* Begin DATA FOR PROCESSING *

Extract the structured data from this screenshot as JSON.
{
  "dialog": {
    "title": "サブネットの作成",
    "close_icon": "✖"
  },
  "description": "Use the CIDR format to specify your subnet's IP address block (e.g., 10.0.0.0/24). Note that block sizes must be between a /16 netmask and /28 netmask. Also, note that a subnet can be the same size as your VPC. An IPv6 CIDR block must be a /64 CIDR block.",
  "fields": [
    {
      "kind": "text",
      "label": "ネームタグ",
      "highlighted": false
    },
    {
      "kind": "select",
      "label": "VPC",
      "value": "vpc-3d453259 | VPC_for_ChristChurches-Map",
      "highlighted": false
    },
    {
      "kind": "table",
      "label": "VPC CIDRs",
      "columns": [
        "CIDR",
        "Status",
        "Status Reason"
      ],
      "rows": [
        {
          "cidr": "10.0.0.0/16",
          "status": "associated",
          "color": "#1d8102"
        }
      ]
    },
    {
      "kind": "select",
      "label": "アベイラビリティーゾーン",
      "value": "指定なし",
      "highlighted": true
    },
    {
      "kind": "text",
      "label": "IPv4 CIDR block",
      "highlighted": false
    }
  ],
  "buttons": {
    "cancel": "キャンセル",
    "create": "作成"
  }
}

* End DATA FOR PROCESSING *

* DIRECTIONS *
From the listing above, reproduce all the lines exactly.

* WRITTEN ANSWER *
Extract the structured data from this screenshot as JSON.
{
  "dialog": {
    "title": "サブネットの作成",
    "close_icon": "✖"
  },
  "description": "Use the CIDR format to specify your subnet's IP address block (e.g., 10.0.0.0/24). Note that block sizes must be between a /16 netmask and /28 netmask. Also, note that a subnet can be the same size as your VPC. An IPv6 CIDR block must be a /64 CIDR block.",
  "fields": [
    {
      "kind": "text",
      "label": "ネームタグ",
      "highlighted": false
    },
    {
      "kind": "select",
      "label": "VPC",
      "value": "vpc-3d453259 | VPC_for_ChristChurches-Map",
      "highlighted": false
    },
    {
      "kind": "table",
      "label": "VPC CIDRs",
      "columns": [
        "CIDR",
        "Status",
        "Status Reason"
      ],
      "rows": [
        {
          "cidr": "10.0.0.0/16",
          "status": "associated",
          "color": "#1d8102"
        }
      ]
    },
    {
      "kind": "select",
      "label": "アベイラビリティーゾーン",
      "value": "指定なし",
      "highlighted": true
    },
    {
      "kind": "text",
      "label": "IPv4 CIDR block",
      "highlighted": false
    }
  ],
  "buttons": {
    "cancel": "キャンセル",
    "create": "作成"
  }
}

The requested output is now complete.